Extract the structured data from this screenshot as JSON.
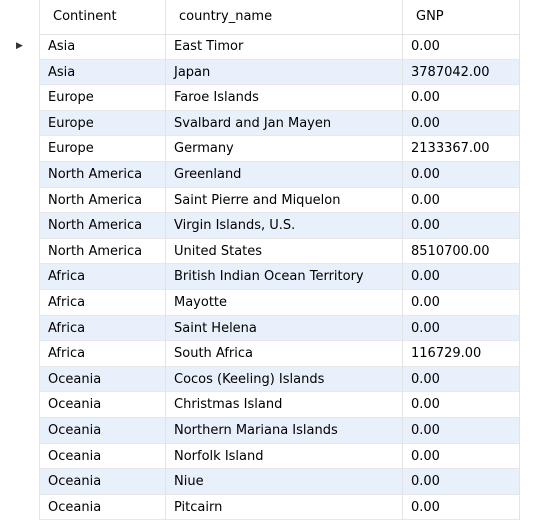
{
  "columns": [
    "Continent",
    "country_name",
    "GNP"
  ],
  "current_row_marker": "▶",
  "rows": [
    {
      "continent": "Asia",
      "country": "East Timor",
      "gnp": "0.00"
    },
    {
      "continent": "Asia",
      "country": "Japan",
      "gnp": "3787042.00"
    },
    {
      "continent": "Europe",
      "country": "Faroe Islands",
      "gnp": "0.00"
    },
    {
      "continent": "Europe",
      "country": "Svalbard and Jan Mayen",
      "gnp": "0.00"
    },
    {
      "continent": "Europe",
      "country": "Germany",
      "gnp": "2133367.00"
    },
    {
      "continent": "North America",
      "country": "Greenland",
      "gnp": "0.00"
    },
    {
      "continent": "North America",
      "country": "Saint Pierre and Miquelon",
      "gnp": "0.00"
    },
    {
      "continent": "North America",
      "country": "Virgin Islands, U.S.",
      "gnp": "0.00"
    },
    {
      "continent": "North America",
      "country": "United States",
      "gnp": "8510700.00"
    },
    {
      "continent": "Africa",
      "country": "British Indian Ocean Territory",
      "gnp": "0.00"
    },
    {
      "continent": "Africa",
      "country": "Mayotte",
      "gnp": "0.00"
    },
    {
      "continent": "Africa",
      "country": "Saint Helena",
      "gnp": "0.00"
    },
    {
      "continent": "Africa",
      "country": "South Africa",
      "gnp": "116729.00"
    },
    {
      "continent": "Oceania",
      "country": "Cocos (Keeling) Islands",
      "gnp": "0.00"
    },
    {
      "continent": "Oceania",
      "country": "Christmas Island",
      "gnp": "0.00"
    },
    {
      "continent": "Oceania",
      "country": "Northern Mariana Islands",
      "gnp": "0.00"
    },
    {
      "continent": "Oceania",
      "country": "Norfolk Island",
      "gnp": "0.00"
    },
    {
      "continent": "Oceania",
      "country": "Niue",
      "gnp": "0.00"
    },
    {
      "continent": "Oceania",
      "country": "Pitcairn",
      "gnp": "0.00"
    }
  ]
}
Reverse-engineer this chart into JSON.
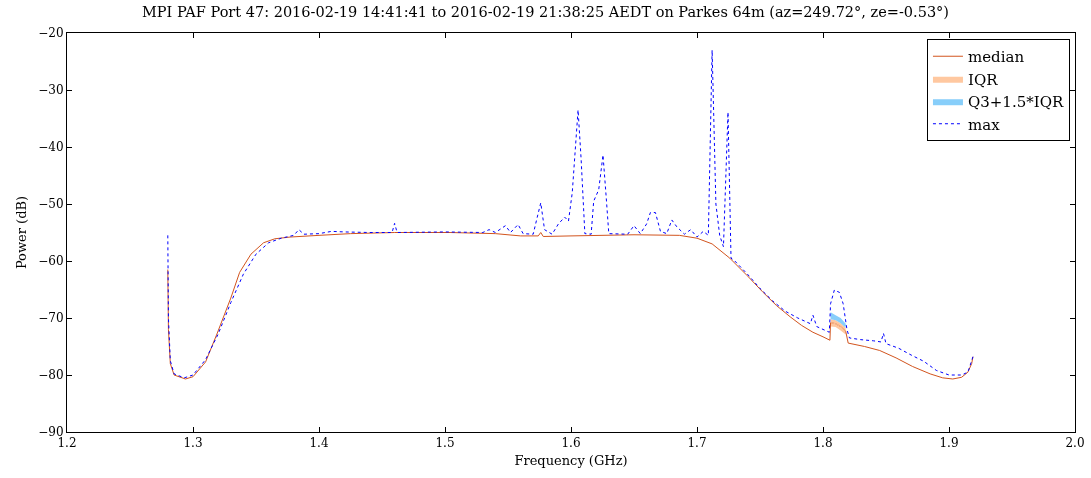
{
  "chart_data": {
    "type": "line",
    "title": "MPI PAF Port 47: 2016-02-19 14:41:41 to 2016-02-19 21:38:25 AEDT on Parkes 64m (az=249.72°, ze=-0.53°)",
    "xlabel": "Frequency (GHz)",
    "ylabel": "Power (dB)",
    "xlim": [
      1.2,
      2.0
    ],
    "xticks": [
      1.2,
      1.3,
      1.4,
      1.5,
      1.6,
      1.7,
      1.8,
      1.9,
      {
        "value": 2,
        "label": "2.0"
      }
    ],
    "ylim": [
      -90,
      -20
    ],
    "yticks": [
      {
        "value": -90,
        "label": "−90"
      },
      {
        "value": -80,
        "label": "−80"
      },
      {
        "value": -70,
        "label": "−70"
      },
      {
        "value": -60,
        "label": "−60"
      },
      {
        "value": -50,
        "label": "−50"
      },
      {
        "value": -40,
        "label": "−40"
      },
      {
        "value": -30,
        "label": "−30"
      },
      {
        "value": -20,
        "label": "−20"
      }
    ],
    "grid": false,
    "legend": "top right",
    "marker": "none",
    "series": [
      {
        "name": "median",
        "color": "#d2541e",
        "line_style": "solid",
        "x": [
          1.28,
          1.2805,
          1.282,
          1.285,
          1.294,
          1.3,
          1.31,
          1.319,
          1.33,
          1.337,
          1.346,
          1.356,
          1.365,
          1.377,
          1.4,
          1.425,
          1.46,
          1.504,
          1.54,
          1.56,
          1.574,
          1.576,
          1.578,
          1.6,
          1.65,
          1.686,
          1.7,
          1.712,
          1.726,
          1.74,
          1.752,
          1.763,
          1.774,
          1.783,
          1.792,
          1.8,
          1.8055,
          1.806,
          1.81,
          1.814,
          1.818,
          1.82,
          1.833,
          1.845,
          1.858,
          1.871,
          1.885,
          1.895,
          1.903,
          1.91,
          1.915,
          1.918,
          1.919
        ],
        "values": [
          -61.5,
          -72,
          -78,
          -80,
          -80.7,
          -80.3,
          -77.7,
          -72.8,
          -66.5,
          -62,
          -58.8,
          -56.8,
          -56.1,
          -55.8,
          -55.5,
          -55.2,
          -55,
          -55,
          -55.2,
          -55.6,
          -55.6,
          -55,
          -55.7,
          -55.6,
          -55.4,
          -55.5,
          -56,
          -57,
          -59.5,
          -62.6,
          -65.4,
          -67.8,
          -69.8,
          -71.3,
          -72.5,
          -73.3,
          -73.9,
          -70.8,
          -71,
          -71.5,
          -72.3,
          -74.4,
          -75,
          -75.7,
          -77,
          -78.5,
          -79.8,
          -80.5,
          -80.7,
          -80.4,
          -79.5,
          -78,
          -76.8
        ]
      },
      {
        "name": "IQR",
        "color": "#ffc8a0",
        "x": [
          1.806,
          1.81,
          1.814,
          1.818
        ],
        "values": [
          -70.8,
          -71,
          -71.5,
          -72.3
        ],
        "lower": [
          -71.5,
          -71.6,
          -72.2,
          -72.9
        ],
        "upper": [
          -70.2,
          -70.4,
          -70.9,
          -71.7
        ]
      },
      {
        "name": "Q3+1.5*IQR",
        "color": "#87cefa",
        "x": [
          1.806,
          1.81,
          1.814,
          1.818
        ],
        "values": [
          -69.6,
          -70,
          -70.5,
          -71.3
        ],
        "lower": [
          -70.2,
          -70.4,
          -70.9,
          -71.7
        ],
        "upper": [
          -69,
          -69.5,
          -70,
          -71
        ]
      },
      {
        "name": "max",
        "color": "#0000ff",
        "line_style": "dotted",
        "x": [
          1.28,
          1.2805,
          1.282,
          1.285,
          1.293,
          1.3,
          1.31,
          1.32,
          1.33,
          1.34,
          1.35,
          1.36,
          1.37,
          1.38,
          1.384,
          1.388,
          1.4,
          1.41,
          1.42,
          1.44,
          1.458,
          1.46,
          1.462,
          1.5,
          1.53,
          1.535,
          1.54,
          1.548,
          1.552,
          1.558,
          1.562,
          1.57,
          1.573,
          1.576,
          1.579,
          1.585,
          1.59,
          1.595,
          1.598,
          1.601,
          1.6056,
          1.608,
          1.611,
          1.616,
          1.618,
          1.62,
          1.622,
          1.6254,
          1.628,
          1.63,
          1.645,
          1.65,
          1.655,
          1.66,
          1.663,
          1.667,
          1.671,
          1.676,
          1.68,
          1.684,
          1.69,
          1.695,
          1.7,
          1.705,
          1.709,
          1.712,
          1.715,
          1.718,
          1.721,
          1.7246,
          1.727,
          1.73,
          1.74,
          1.75,
          1.76,
          1.77,
          1.78,
          1.79,
          1.792,
          1.795,
          1.8,
          1.805,
          1.806,
          1.809,
          1.813,
          1.816,
          1.819,
          1.821,
          1.83,
          1.84,
          1.846,
          1.848,
          1.85,
          1.86,
          1.87,
          1.88,
          1.89,
          1.9,
          1.91,
          1.915,
          1.919
        ],
        "values": [
          -55.5,
          -70,
          -77.5,
          -79.8,
          -80.5,
          -80,
          -77.3,
          -72.8,
          -67.3,
          -62.3,
          -58.8,
          -56.8,
          -56,
          -55.5,
          -54.5,
          -55.3,
          -55.2,
          -54.8,
          -54.9,
          -55,
          -55,
          -53.4,
          -55,
          -54.9,
          -55,
          -54.5,
          -55,
          -53.8,
          -55,
          -53.6,
          -55.2,
          -55.3,
          -52.5,
          -49.8,
          -54.5,
          -55.3,
          -53.5,
          -52.3,
          -53,
          -48,
          -33.5,
          -42,
          -55.2,
          -55.3,
          -49.5,
          -48.5,
          -47.5,
          -41.4,
          -49,
          -55.2,
          -55.3,
          -53.8,
          -55.2,
          -53.5,
          -51.5,
          -51.5,
          -54.8,
          -55.2,
          -52.8,
          -54,
          -55.3,
          -54.5,
          -55.8,
          -54.8,
          -55.5,
          -23,
          -50,
          -55.5,
          -57.5,
          -33.9,
          -59.5,
          -60,
          -62.3,
          -64.8,
          -67,
          -68.8,
          -70,
          -71,
          -69.5,
          -71.5,
          -72,
          -72.5,
          -67.5,
          -65.1,
          -65.5,
          -67.5,
          -72,
          -73.5,
          -73.8,
          -74,
          -74.2,
          -72.7,
          -74.5,
          -75.3,
          -76.5,
          -77.6,
          -79.2,
          -80,
          -80,
          -79.5,
          -76.8
        ]
      }
    ]
  }
}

--------------------------------------------------

_TASK DESCRIPTION_.
Gather, from the listing above, every line carrying the word "JSON".

_TASK OUTPUT_.
Extract the structured data from this screenshot as JSON.
Reverse-engineer this chart into JSON.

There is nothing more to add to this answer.